= WORK TO DO =
Nothing in the data should change when you return it, but leave the pictures out.

= SUPPLIED MATERIAL =
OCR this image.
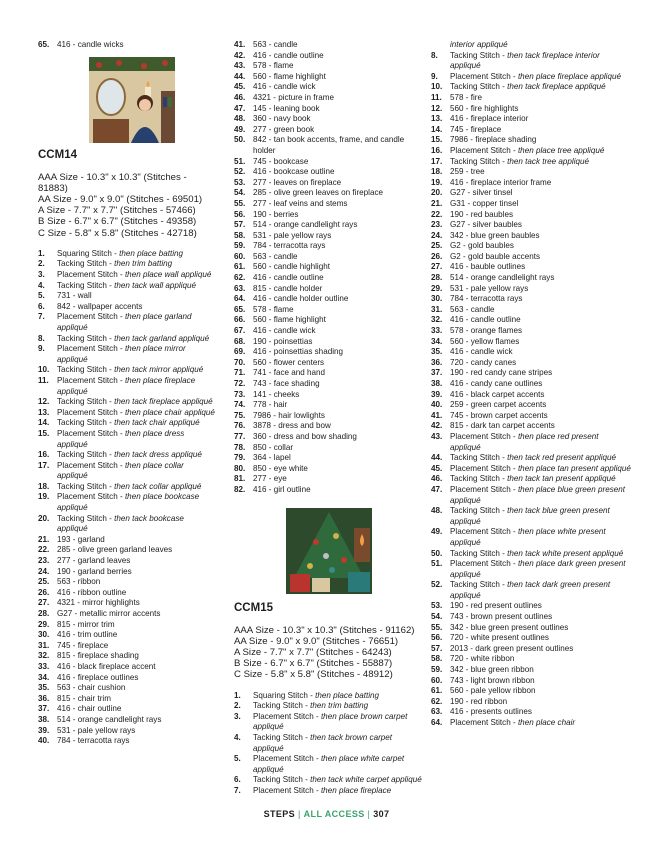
65. 416 - candle wicks
CCM14
AAA Size - 10.3" x 10.3" (Stitches - 81883)
AA Size - 9.0" x 9.0" (Stitches - 69501)
A Size - 7.7" x 7.7" (Stitches - 57466)
B Size - 6.7" x 6.7" (Stitches - 49358)
C Size - 5.8" x 5.8" (Stitches - 42718)
1.	Squaring Stitch - then place batting
2.	Tacking Stitch - then trim batting
3.	Placement Stitch - then place wall appliqué
4.	Tacking Stitch - then tack wall appliqué
5.	731 - wall
6.	842 - wallpaper accents
7.	Placement Stitch - then place garland appliqué
8.	Tacking Stitch - then tack garland appliqué
9.	Placement Stitch - then place mirror appliqué
10. Tacking Stitch - then tack mirror appliqué
11.	Placement Stitch - then place fireplace appliqué
12. Tacking Stitch - then tack fireplace appliqué
13. Placement Stitch - then place chair appliqué
14. Tacking Stitch - then tack chair appliqué
15. Placement Stitch - then place dress appliqué
16. Tacking Stitch - then tack dress appliqué
17. Placement Stitch - then place collar appliqué
18. Tacking Stitch - then tack collar appliqué
19. Placement Stitch - then place bookcase appliqué
20. Tacking Stitch - then tack bookcase appliqué
21. 193 - garland
22. 285 - olive green garland leaves
23. 277 - garland leaves
24. 190 - garland berries
25. 563 - ribbon
26. 416 - ribbon outline
27. 4321 - mirror highlights
28. G27 - metallic mirror accents
29. 815 - mirror trim
30. 416 - trim outline
31. 745 - fireplace
32. 815 - fireplace shading
33. 416 - black fireplace accent
34. 416 - fireplace outlines
35. 563 - chair cushion
36. 815 - chair trim
37. 416 - chair outline
38. 514 - orange candlelight rays
39. 531 - pale yellow rays
40. 784 - terracotta rays
41. 563 - candle
42. 416 - candle outline
43. 578 - flame
44. 560 - flame highlight
45. 416 - candle wick
46. 4321 - picture in frame
47. 145 - leaning book
48. 360 - navy book
49. 277 - green book
50. 842 - tan book accents, frame, and candle holder
51. 745 - bookcase
52. 416 - bookcase outline
53. 277 - leaves on fireplace
54. 285 - olive green leaves on fireplace
55. 277 - leaf veins and stems
56. 190 - berries
57. 514 - orange candlelight rays
58. 531 - pale yellow rays
59. 784 - terracotta rays
60. 563 - candle
61. 560 - candle highlight
62. 416 - candle outline
63. 815 - candle holder
64. 416 - candle holder outline
65. 578 - flame
66. 560 - flame highlight
67. 416 - candle wick
68. 190 - poinsettias
69. 416 - poinsettias shading
70. 560 - flower centers
71. 741 - face and hand
72. 743 - face shading
73. 141 - cheeks
74. 778 - hair
75. 7986 - hair lowlights
76. 3878 - dress and bow
77. 360 - dress and bow shading
78. 850 - collar
79. 364 - lapel
80. 850 - eye white
81. 277 - eye
82. 416 - girl outline
CCM15
AAA Size - 10.3" x 10.3" (Stitches - 91162)
AA Size - 9.0" x 9.0" (Stitches - 76651)
A Size - 7.7" x 7.7" (Stitches - 64243)
B Size - 6.7" x 6.7" (Stitches - 55887)
C Size - 5.8" x 5.8" (Stitches - 48912)
1.	Squaring Stitch - then place batting
2.	Tacking Stitch - then trim batting
3.	Placement Stitch - then place brown carpet appliqué
4.	Tacking Stitch - then tack brown carpet appliqué
5.	Placement Stitch - then place white carpet appliqué
6.	Tacking Stitch - then tack white carpet appliqué
7.	Placement Stitch - then place fireplace
interior appliqué
8.	Tacking Stitch - then tack fireplace interior appliqué
9.	Placement Stitch - then place fireplace appliqué
10. Tacking Stitch - then tack fireplace appliqué
11.	578 - fire
12. 560 - fire highlights
13. 416 - fireplace interior
14. 745 - fireplace
15. 7986 - fireplace shading
16. Placement Stitch - then place tree appliqué
17. Tacking Stitch - then tack tree appliqué
18. 259 - tree
19. 416 - fireplace interior frame
20. G27 - silver tinsel
21. G31 - copper tinsel
22. 190 - red baubles
23. G27 - silver baubles
24. 342 - blue green baubles
25. G2 - gold baubles
26. G2 - gold bauble accents
27. 416 - bauble outlines
28. 514 - orange candlelight rays
29. 531 - pale yellow rays
30. 784 - terracotta rays
31. 563 - candle
32. 416 - candle outline
33. 578 - orange flames
34. 560 - yellow flames
35. 416 - candle wick
36. 720 - candy canes
37. 190 - red candy cane stripes
38. 416 - candy cane outlines
39. 416 - black carpet accents
40. 259 - green carpet accents
41. 745 - brown carpet accents
42. 815 - dark tan carpet accents
43. Placement Stitch - then place red present appliqué
44. Tacking Stitch - then tack red present appliqué
45. Placement Stitch - then place tan present appliqué
46. Tacking Stitch - then tack tan present appliqué
47. Placement Stitch - then place blue green present appliqué
48. Tacking Stitch - then tack blue green present appliqué
49. Placement Stitch - then place white present appliqué
50. Tacking Stitch - then tack white present appliqué
51. Placement Stitch - then place dark green present appliqué
52. Tacking Stitch - then tack dark green present appliqué
53. 190 - red present outlines
54. 743 - brown present outlines
55. 342 - blue green present outlines
56. 720 - white present outlines
57. 2013 - dark green present outlines
58. 720 - white ribbon
59. 342 - blue green ribbon
60. 743 - light brown ribbon
61. 560 - pale yellow ribbon
62. 190 - red ribbon
63. 416 - presents outlines
64. Placement Stitch - then place chair
STEPS | ALL ACCESS | 307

= EXERCISE RESPONSE =
OCR this image.
65. 416 - candle wicks
CCM14
AAA Size - 10.3" x 10.3" (Stitches - 81883)
AA Size - 9.0" x 9.0" (Stitches - 69501)
A Size - 7.7" x 7.7" (Stitches - 57466)
B Size - 6.7" x 6.7" (Stitches - 49358)
C Size - 5.8" x 5.8" (Stitches - 42718)
1.	Squaring Stitch - then place batting
2.	Tacking Stitch - then trim batting
3.	Placement Stitch - then place wall appliqué
4.	Tacking Stitch - then tack wall appliqué
5.	731 - wall
6.	842 - wallpaper accents
7.	Placement Stitch - then place garland appliqué
8.	Tacking Stitch - then tack garland appliqué
9.	Placement Stitch - then place mirror appliqué
10. Tacking Stitch - then tack mirror appliqué
11.	Placement Stitch - then place fireplace appliqué
12. Tacking Stitch - then tack fireplace appliqué
13. Placement Stitch - then place chair appliqué
14. Tacking Stitch - then tack chair appliqué
15. Placement Stitch - then place dress appliqué
16. Tacking Stitch - then tack dress appliqué
17. Placement Stitch - then place collar appliqué
18. Tacking Stitch - then tack collar appliqué
19. Placement Stitch - then place bookcase appliqué
20. Tacking Stitch - then tack bookcase appliqué
21. 193 - garland
22. 285 - olive green garland leaves
23. 277 - garland leaves
24. 190 - garland berries
25. 563 - ribbon
26. 416 - ribbon outline
27. 4321 - mirror highlights
28. G27 - metallic mirror accents
29. 815 - mirror trim
30. 416 - trim outline
31. 745 - fireplace
32. 815 - fireplace shading
33. 416 - black fireplace accent
34. 416 - fireplace outlines
35. 563 - chair cushion
36. 815 - chair trim
37. 416 - chair outline
38. 514 - orange candlelight rays
39. 531 - pale yellow rays
40. 784 - terracotta rays
41. 563 - candle
42. 416 - candle outline
43. 578 - flame
44. 560 - flame highlight
45. 416 - candle wick
46. 4321 - picture in frame
47. 145 - leaning book
48. 360 - navy book
49. 277 - green book
50. 842 - tan book accents, frame, and candle holder
51. 745 - bookcase
52. 416 - bookcase outline
53. 277 - leaves on fireplace
54. 285 - olive green leaves on fireplace
55. 277 - leaf veins and stems
56. 190 - berries
57. 514 - orange candlelight rays
58. 531 - pale yellow rays
59. 784 - terracotta rays
60. 563 - candle
61. 560 - candle highlight
62. 416 - candle outline
63. 815 - candle holder
64. 416 - candle holder outline
65. 578 - flame
66. 560 - flame highlight
67. 416 - candle wick
68. 190 - poinsettias
69. 416 - poinsettias shading
70. 560 - flower centers
71. 741 - face and hand
72. 743 - face shading
73. 141 - cheeks
74. 778 - hair
75. 7986 - hair lowlights
76. 3878 - dress and bow
77. 360 - dress and bow shading
78. 850 - collar
79. 364 - lapel
80. 850 - eye white
81. 277 - eye
82. 416 - girl outline
CCM15
AAA Size - 10.3" x 10.3" (Stitches - 91162)
AA Size - 9.0" x 9.0" (Stitches - 76651)
A Size - 7.7" x 7.7" (Stitches - 64243)
B Size - 6.7" x 6.7" (Stitches - 55887)
C Size - 5.8" x 5.8" (Stitches - 48912)
1.	Squaring Stitch - then place batting
2.	Tacking Stitch - then trim batting
3.	Placement Stitch - then place brown carpet appliqué
4.	Tacking Stitch - then tack brown carpet appliqué
5.	Placement Stitch - then place white carpet appliqué
6.	Tacking Stitch - then tack white carpet appliqué
7.	Placement Stitch - then place fireplace
interior appliqué
8.	Tacking Stitch - then tack fireplace interior appliqué
9.	Placement Stitch - then place fireplace appliqué
10. Tacking Stitch - then tack fireplace appliqué
11.	578 - fire
12. 560 - fire highlights
13. 416 - fireplace interior
14. 745 - fireplace
15. 7986 - fireplace shading
16. Placement Stitch - then place tree appliqué
17. Tacking Stitch - then tack tree appliqué
18. 259 - tree
19. 416 - fireplace interior frame
20. G27 - silver tinsel
21. G31 - copper tinsel
22. 190 - red baubles
23. G27 - silver baubles
24. 342 - blue green baubles
25. G2 - gold baubles
26. G2 - gold bauble accents
27. 416 - bauble outlines
28. 514 - orange candlelight rays
29. 531 - pale yellow rays
30. 784 - terracotta rays
31. 563 - candle
32. 416 - candle outline
33. 578 - orange flames
34. 560 - yellow flames
35. 416 - candle wick
36. 720 - candy canes
37. 190 - red candy cane stripes
38. 416 - candy cane outlines
39. 416 - black carpet accents
40. 259 - green carpet accents
41. 745 - brown carpet accents
42. 815 - dark tan carpet accents
43. Placement Stitch - then place red present appliqué
44. Tacking Stitch - then tack red present appliqué
45. Placement Stitch - then place tan present appliqué
46. Tacking Stitch - then tack tan present appliqué
47. Placement Stitch - then place blue green present appliqué
48. Tacking Stitch - then tack blue green present appliqué
49. Placement Stitch - then place white present appliqué
50. Tacking Stitch - then tack white present appliqué
51. Placement Stitch - then place dark green present appliqué
52. Tacking Stitch - then tack dark green present appliqué
53. 190 - red present outlines
54. 743 - brown present outlines
55. 342 - blue green present outlines
56. 720 - white present outlines
57. 2013 - dark green present outlines
58. 720 - white ribbon
59. 342 - blue green ribbon
60. 743 - light brown ribbon
61. 560 - pale yellow ribbon
62. 190 - red ribbon
63. 416 - presents outlines
64. Placement Stitch - then place chair
STEPS | ALL ACCESS | 307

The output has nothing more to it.